* _Passage shown_
┄┄┄┄┄┄

By performing a bitwise AND operation between the subnet mask and the IP address, the network number can be obtained.

Why separate the network number and host number?

Because two computers need to communicate, the first step is to determine whether they are in the same broadcast domain, i.e., whether the network addresses are the same. If the network addresses are the same, it indicates that the recipient is on the same network, allowing the data packet to be sent directly to the target host.
In the router addressing process, this is how the corresponding network number is found, allowing the data packet to be forwarded to the corresponding network.

How to perform subnetting?

As mentioned above, we can use the subnet mask to divide the network number and host number. In fact, the subnet mask also serves the purpose of subnetting.
Subnetting essentially divides the host address into two parts: the subnet network address and the subnet host address. The format is as follows:

IP address without subnetting: network address + host address
IP address after subnetting: network address + (subnet network address + subnet host address)

Assuming we subnet a Class C address with a network address of 192.168.1.0, using a subnet mask of 255.255.255.192 for subnetting.
In a Class C address, the first 24 bits are the network number, and the last 8 bits are the host number. According to the subnet mask, we can borrow 2 bits from the 8-bit host number to serve as the subnet number.

Public IP Addresses and Private IP Addresses#

In Class A, B, and C addresses, there are actually distinctions between public IP addresses and private IP addresses.

Who manages public IP addresses?
Private IP addresses are usually managed by internal IT personnel, while public IP addresses are managed by the ICANN organization, known in Chinese as "互联网名称与数字地址分配机构."

IP Address and Routing Control#

The network address portion of an IP address is used for routing control.
The routing control table records the network address and the address to which the next hop should be sent. Both hosts and routers have their own routing control tables.
When sending an IP packet, the first step is to determine the target address in the IP packet header, then find the record in the routing control table that has the same network address as that address. Based on that record, the IP packet is forwarded to the corresponding next router. If there are multiple records with the same network address in the routing control table, the one with the longest matching prefix is chosen.

Host A wants to send an IP packet with a source address of 10.1.1.30 and a destination address of 10.1.2.10. Since there is no matching network address for the destination address 10.1.2.10 in Host A's routing table, the packet is forwarded to the default route (Router 1).

┄┄┄┄┄┄

* _Collected material_

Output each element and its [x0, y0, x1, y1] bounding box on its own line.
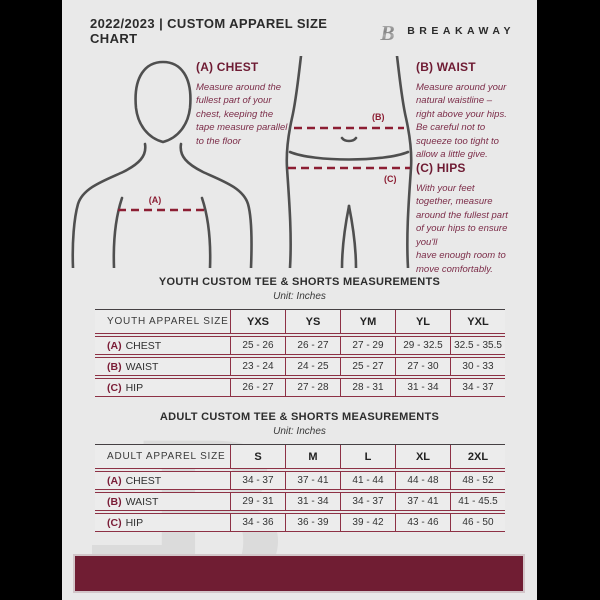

┄┄┄┄┄┄

* _Actions to take_
A. Answer these about the IP addressing passage, one line each:
(i) What operation between the subnet mask and the IP address gives the network number?
(ii) How many bits are borrowed from the 8-bit host number to serve as the subnet number?
(iii) What organization manages public IP addresses?
B. Rewrite the stretch of the IP addressing passage from "The network address portion" through "routing control tables.", putting "next destination" in place of "next hop".
C. List every address written as four numbers separated by periods in the IP addressing passage.

* _Worked answers_
A.
(i) A bitwise AND operation
(ii) 2 bits
(iii) The ICANN organization

B.
The network address portion of an IP address is used for routing control.
The routing control table records the network address and the address to which the next destination should be sent. Both hosts and routers have their own routing control tables.

C.
192.168.1.0
255.255.255.192
10.1.1.30
10.1.2.10